Stored entries
——————
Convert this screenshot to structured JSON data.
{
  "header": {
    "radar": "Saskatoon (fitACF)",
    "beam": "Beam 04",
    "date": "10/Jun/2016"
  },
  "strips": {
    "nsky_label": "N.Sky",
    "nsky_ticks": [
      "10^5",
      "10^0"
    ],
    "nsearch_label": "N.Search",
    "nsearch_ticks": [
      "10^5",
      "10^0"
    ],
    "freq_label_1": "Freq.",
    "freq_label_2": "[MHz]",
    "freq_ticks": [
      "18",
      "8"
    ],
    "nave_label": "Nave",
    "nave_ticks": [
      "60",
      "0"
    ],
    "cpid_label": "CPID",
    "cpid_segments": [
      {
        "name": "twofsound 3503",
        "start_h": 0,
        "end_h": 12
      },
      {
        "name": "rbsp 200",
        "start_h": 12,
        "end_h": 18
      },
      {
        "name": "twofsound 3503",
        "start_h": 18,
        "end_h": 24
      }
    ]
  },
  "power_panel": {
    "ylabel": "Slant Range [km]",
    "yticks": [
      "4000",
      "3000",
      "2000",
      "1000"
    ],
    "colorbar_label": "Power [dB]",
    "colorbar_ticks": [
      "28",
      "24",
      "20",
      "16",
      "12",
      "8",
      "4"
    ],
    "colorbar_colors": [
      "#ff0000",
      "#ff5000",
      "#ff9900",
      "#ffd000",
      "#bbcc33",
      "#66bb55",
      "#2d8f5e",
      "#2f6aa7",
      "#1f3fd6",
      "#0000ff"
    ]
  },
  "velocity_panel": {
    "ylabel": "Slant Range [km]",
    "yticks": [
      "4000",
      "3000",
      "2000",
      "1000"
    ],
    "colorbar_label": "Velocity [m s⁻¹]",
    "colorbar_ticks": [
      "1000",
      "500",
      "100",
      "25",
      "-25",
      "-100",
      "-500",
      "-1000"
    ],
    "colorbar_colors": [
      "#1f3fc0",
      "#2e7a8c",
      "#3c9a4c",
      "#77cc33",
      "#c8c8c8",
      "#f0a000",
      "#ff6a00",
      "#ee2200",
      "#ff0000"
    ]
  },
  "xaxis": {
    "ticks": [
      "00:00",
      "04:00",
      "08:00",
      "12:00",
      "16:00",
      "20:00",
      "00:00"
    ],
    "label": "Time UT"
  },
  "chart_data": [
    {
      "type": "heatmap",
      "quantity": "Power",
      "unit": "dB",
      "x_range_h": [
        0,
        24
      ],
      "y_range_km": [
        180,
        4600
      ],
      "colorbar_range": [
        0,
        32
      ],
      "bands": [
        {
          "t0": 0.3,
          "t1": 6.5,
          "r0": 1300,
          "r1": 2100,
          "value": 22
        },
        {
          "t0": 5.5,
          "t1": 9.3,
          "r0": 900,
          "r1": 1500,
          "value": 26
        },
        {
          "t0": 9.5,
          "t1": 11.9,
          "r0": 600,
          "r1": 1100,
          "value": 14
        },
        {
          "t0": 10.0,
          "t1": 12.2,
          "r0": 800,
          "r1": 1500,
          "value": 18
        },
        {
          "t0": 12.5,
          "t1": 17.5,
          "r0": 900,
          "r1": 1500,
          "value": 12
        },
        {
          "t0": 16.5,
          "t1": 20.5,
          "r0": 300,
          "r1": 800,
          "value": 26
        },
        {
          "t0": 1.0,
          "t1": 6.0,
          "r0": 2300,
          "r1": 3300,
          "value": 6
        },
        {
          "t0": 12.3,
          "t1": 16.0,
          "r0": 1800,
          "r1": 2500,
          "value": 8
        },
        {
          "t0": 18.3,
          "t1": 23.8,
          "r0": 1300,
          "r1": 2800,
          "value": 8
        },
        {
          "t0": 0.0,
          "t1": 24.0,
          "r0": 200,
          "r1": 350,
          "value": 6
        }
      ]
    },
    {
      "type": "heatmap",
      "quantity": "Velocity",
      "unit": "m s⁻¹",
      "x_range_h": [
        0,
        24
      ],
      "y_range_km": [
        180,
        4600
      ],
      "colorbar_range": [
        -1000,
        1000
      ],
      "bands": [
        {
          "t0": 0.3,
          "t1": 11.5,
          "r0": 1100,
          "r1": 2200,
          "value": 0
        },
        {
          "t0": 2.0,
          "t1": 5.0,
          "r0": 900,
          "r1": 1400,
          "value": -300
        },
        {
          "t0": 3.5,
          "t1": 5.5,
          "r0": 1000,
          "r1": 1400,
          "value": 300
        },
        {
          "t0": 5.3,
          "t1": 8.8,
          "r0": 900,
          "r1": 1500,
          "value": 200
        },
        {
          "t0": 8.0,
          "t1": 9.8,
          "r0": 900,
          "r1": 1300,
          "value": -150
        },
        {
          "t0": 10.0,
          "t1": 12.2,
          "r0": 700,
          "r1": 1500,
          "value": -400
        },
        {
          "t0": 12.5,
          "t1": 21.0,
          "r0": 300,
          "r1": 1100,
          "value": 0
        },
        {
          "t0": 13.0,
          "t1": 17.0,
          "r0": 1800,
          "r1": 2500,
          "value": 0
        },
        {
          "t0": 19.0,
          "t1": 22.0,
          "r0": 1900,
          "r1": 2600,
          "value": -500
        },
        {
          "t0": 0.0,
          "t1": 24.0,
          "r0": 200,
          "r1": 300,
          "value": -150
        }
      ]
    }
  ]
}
——————
**TASK REQUIREMENTS**. Repeat the material word for word, in full.

**RESPONSE BELOW**.
Convert this screenshot to structured JSON data.
{
  "header": {
    "radar": "Saskatoon (fitACF)",
    "beam": "Beam 04",
    "date": "10/Jun/2016"
  },
  "strips": {
    "nsky_label": "N.Sky",
    "nsky_ticks": [
      "10^5",
      "10^0"
    ],
    "nsearch_label": "N.Search",
    "nsearch_ticks": [
      "10^5",
      "10^0"
    ],
    "freq_label_1": "Freq.",
    "freq_label_2": "[MHz]",
    "freq_ticks": [
      "18",
      "8"
    ],
    "nave_label": "Nave",
    "nave_ticks": [
      "60",
      "0"
    ],
    "cpid_label": "CPID",
    "cpid_segments": [
      {
        "name": "twofsound 3503",
        "start_h": 0,
        "end_h": 12
      },
      {
        "name": "rbsp 200",
        "start_h": 12,
        "end_h": 18
      },
      {
        "name": "twofsound 3503",
        "start_h": 18,
        "end_h": 24
      }
    ]
  },
  "power_panel": {
    "ylabel": "Slant Range [km]",
    "yticks": [
      "4000",
      "3000",
      "2000",
      "1000"
    ],
    "colorbar_label": "Power [dB]",
    "colorbar_ticks": [
      "28",
      "24",
      "20",
      "16",
      "12",
      "8",
      "4"
    ],
    "colorbar_colors": [
      "#ff0000",
      "#ff5000",
      "#ff9900",
      "#ffd000",
      "#bbcc33",
      "#66bb55",
      "#2d8f5e",
      "#2f6aa7",
      "#1f3fd6",
      "#0000ff"
    ]
  },
  "velocity_panel": {
    "ylabel": "Slant Range [km]",
    "yticks": [
      "4000",
      "3000",
      "2000",
      "1000"
    ],
    "colorbar_label": "Velocity [m s⁻¹]",
    "colorbar_ticks": [
      "1000",
      "500",
      "100",
      "25",
      "-25",
      "-100",
      "-500",
      "-1000"
    ],
    "colorbar_colors": [
      "#1f3fc0",
      "#2e7a8c",
      "#3c9a4c",
      "#77cc33",
      "#c8c8c8",
      "#f0a000",
      "#ff6a00",
      "#ee2200",
      "#ff0000"
    ]
  },
  "xaxis": {
    "ticks": [
      "00:00",
      "04:00",
      "08:00",
      "12:00",
      "16:00",
      "20:00",
      "00:00"
    ],
    "label": "Time UT"
  },
  "chart_data": [
    {
      "type": "heatmap",
      "quantity": "Power",
      "unit": "dB",
      "x_range_h": [
        0,
        24
      ],
      "y_range_km": [
        180,
        4600
      ],
      "colorbar_range": [
        0,
        32
      ],
      "bands": [
        {
          "t0": 0.3,
          "t1": 6.5,
          "r0": 1300,
          "r1": 2100,
          "value": 22
        },
        {
          "t0": 5.5,
          "t1": 9.3,
          "r0": 900,
          "r1": 1500,
          "value": 26
        },
        {
          "t0": 9.5,
          "t1": 11.9,
          "r0": 600,
          "r1": 1100,
          "value": 14
        },
        {
          "t0": 10.0,
          "t1": 12.2,
          "r0": 800,
          "r1": 1500,
          "value": 18
        },
        {
          "t0": 12.5,
          "t1": 17.5,
          "r0": 900,
          "r1": 1500,
          "value": 12
        },
        {
          "t0": 16.5,
          "t1": 20.5,
          "r0": 300,
          "r1": 800,
          "value": 26
        },
        {
          "t0": 1.0,
          "t1": 6.0,
          "r0": 2300,
          "r1": 3300,
          "value": 6
        },
        {
          "t0": 12.3,
          "t1": 16.0,
          "r0": 1800,
          "r1": 2500,
          "value": 8
        },
        {
          "t0": 18.3,
          "t1": 23.8,
          "r0": 1300,
          "r1": 2800,
          "value": 8
        },
        {
          "t0": 0.0,
          "t1": 24.0,
          "r0": 200,
          "r1": 350,
          "value": 6
        }
      ]
    },
    {
      "type": "heatmap",
      "quantity": "Velocity",
      "unit": "m s⁻¹",
      "x_range_h": [
        0,
        24
      ],
      "y_range_km": [
        180,
        4600
      ],
      "colorbar_range": [
        -1000,
        1000
      ],
      "bands": [
        {
          "t0": 0.3,
          "t1": 11.5,
          "r0": 1100,
          "r1": 2200,
          "value": 0
        },
        {
          "t0": 2.0,
          "t1": 5.0,
          "r0": 900,
          "r1": 1400,
          "value": -300
        },
        {
          "t0": 3.5,
          "t1": 5.5,
          "r0": 1000,
          "r1": 1400,
          "value": 300
        },
        {
          "t0": 5.3,
          "t1": 8.8,
          "r0": 900,
          "r1": 1500,
          "value": 200
        },
        {
          "t0": 8.0,
          "t1": 9.8,
          "r0": 900,
          "r1": 1300,
          "value": -150
        },
        {
          "t0": 10.0,
          "t1": 12.2,
          "r0": 700,
          "r1": 1500,
          "value": -400
        },
        {
          "t0": 12.5,
          "t1": 21.0,
          "r0": 300,
          "r1": 1100,
          "value": 0
        },
        {
          "t0": 13.0,
          "t1": 17.0,
          "r0": 1800,
          "r1": 2500,
          "value": 0
        },
        {
          "t0": 19.0,
          "t1": 22.0,
          "r0": 1900,
          "r1": 2600,
          "value": -500
        },
        {
          "t0": 0.0,
          "t1": 24.0,
          "r0": 200,
          "r1": 300,
          "value": -150
        }
      ]
    }
  ]
}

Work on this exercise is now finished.